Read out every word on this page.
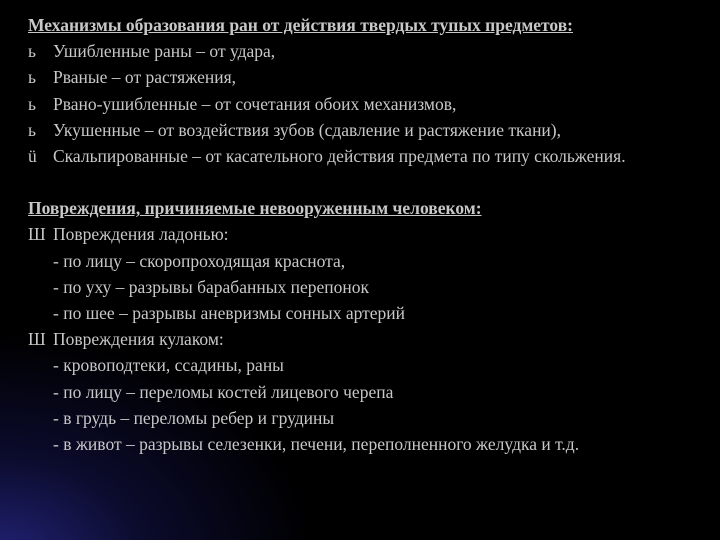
Механизмы образования ран от действия твердых тупых предметов:
ь Ушибленные раны – от удара,
ь Рваные – от растяжения,
ь Рвано-ушибленные – от сочетания обоих механизмов,
ь Укушенные – от воздействия зубов (сдавление и растяжение ткани),
ü Скальпированные – от касательного действия предмета по типу скольжения.
Повреждения, причиняемые невооруженным человеком:
Ш Повреждения ладонью:
- по лицу – скоропроходящая краснота,
- по уху – разрывы барабанных перепонок
- по шее – разрывы аневризмы сонных артерий
Ш Повреждения кулаком:
- кровоподтеки, ссадины, раны
- по лицу – переломы костей лицевого черепа
- в грудь – переломы ребер и грудины
- в живот – разрывы селезенки, печени, переполненного желудка и т.д.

--------------------------------

Short problem - Go through the listing above and write it out again exactly, dropping the pictures.

Written reply -
Read out every word on this page.
Механизмы образования ран от действия твердых тупых предметов:
ь Ушибленные раны – от удара,
ь Рваные – от растяжения,
ь Рвано-ушибленные – от сочетания обоих механизмов,
ь Укушенные – от воздействия зубов (сдавление и растяжение ткани),
ü Скальпированные – от касательного действия предмета по типу скольжения.
Повреждения, причиняемые невооруженным человеком:
Ш Повреждения ладонью:
- по лицу – скоропроходящая краснота,
- по уху – разрывы барабанных перепонок
- по шее – разрывы аневризмы сонных артерий
Ш Повреждения кулаком:
- кровоподтеки, ссадины, раны
- по лицу – переломы костей лицевого черепа
- в грудь – переломы ребер и грудины
- в живот – разрывы селезенки, печени, переполненного желудка и т.д.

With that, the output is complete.